Page excerpt
In the Dream House: A Memoir

Carmen Maria Machado’s memoir, IN THE DREAM HOUSE, is a messy, ferocious thing. Brilliant and devastating, incisive and defiant, it is at once an intensely personal evocation of a queer woman’s domestic emotional abuse, and the gestation of an archive investigating the conspicuous absence of research and narrative documenting queer women’s domestic abuse throughout history. Because at the heart of this book, Machado is trying to reckon with her recent, formative, deeply traumatic past, and there are precious few documented precedents. Not only did this complicate her understanding of her situation while it was ongoing --- that is the violence of erasure, evidence of the need for true representation beyond lip service or tokenism --- she must constantly ask of herself: How do I tell this story?

When they met, the woman from the Dream House said she was in an open relationship. Machado takes us through the whirlwind love affair, allowing us to witness the kinetic shift as the woman from the Dream House moves from fairy tale to horror story. Of course, the horror story was there all along. This was never a fairy tale. But Machado didn’t know that when she began. You nearly never do, but queer folks in particular never do. Not like this, not when the villain isn’t systemic homophobia or a person or people who embody it, but your partner in the narrative. You don’t see it coming. How could you? We don’t talk about it. We don’t tell that story.

"The material is so dark it nearly feels wrong to call it pleasurable to read, but it is, because Machado is that good... Machado has crafted a work here that is incisive and vulnerable, mesmeric and haunting."

Anyone who has read her magnificent debut short story collection, HER BODY AND OTHER PARTIES, knows that Machado is a master of form and style, manipulating them to get at the heart of each work. IN THE DREAM HOUSE is a collection of vignettes and short pieces: “Dream House as Lesbian Cult Classic,” “Dream House as Hotel Room in Iowa City,” “Dream House as Chekhov’s Gun,” “Dream House as Sniffs from the Ink of Women,” “Dream House as Choose Your Own Adventure,” “Dream House as Haunted Mansion.”

The pieces work incredibly effectively: guiding the reader into the fantasy of her relationship, through the creeping, emerging horror of it, the gaslit, frantic terror and depression --- and back out again, into the present, in which Machado is happily married to another woman and is able to create art and archive from her trauma.

The abuse, largely, isn’t physical. It’s verbal, it’s emotional manipulation, it’s gaslighting. It weaponizes all the parts of Machado already made vulnerable through queerness, fatness, womanhood and race. Because it’s not physical, it’s harder to prove to herself that it’s happening. Because the perpetrator is not a man, it’s more difficult to contextualize within our schemas of abuse.

Source excerpt
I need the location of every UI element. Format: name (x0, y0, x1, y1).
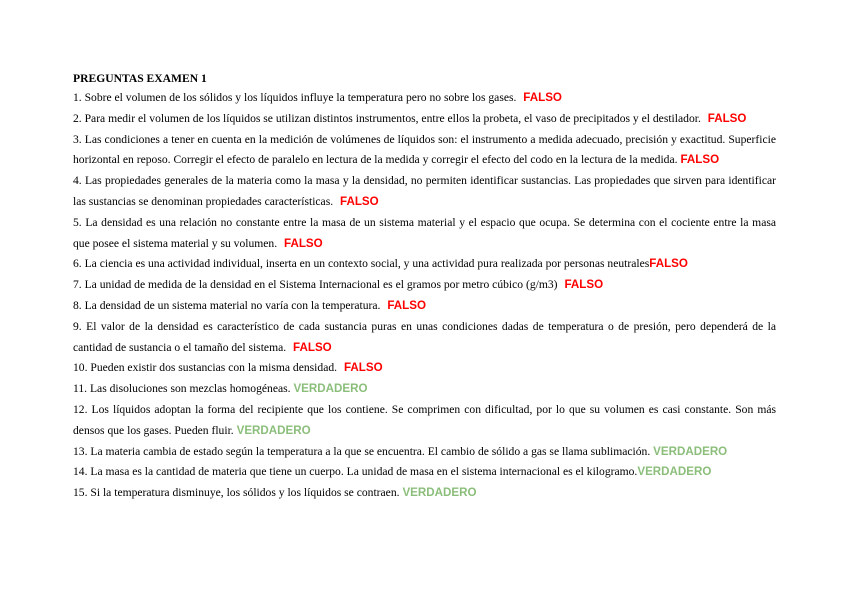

Exercise requirements
• A. In the memoir review, what did the woman from the Dream House say about her relationship when she and Machado met?
• B. Retype a passage from the memoir review, starting at the words "The pieces work" and ending after "schemas of abuse.".
The listing has no role here.

Expected answers
• A. She said she was in an open relationship.

• B.
The pieces work incredibly effectively: guiding the reader into the fantasy of her relationship, through the creeping, emerging horror of it, the gaslit, frantic terror and depression --- and back out again, into the present, in which Machado is happily married to another woman and is able to create art and archive from her trauma.

The abuse, largely, isn’t physical. It’s verbal, it’s emotional manipulation, it’s gaslighting. It weaponizes all the parts of Machado already made vulnerable through queerness, fatness, womanhood and race. Because it’s not physical, it’s harder to prove to herself that it’s happening. Because the perpetrator is not a man, it’s more difficult to contextualize within our schemas of abuse.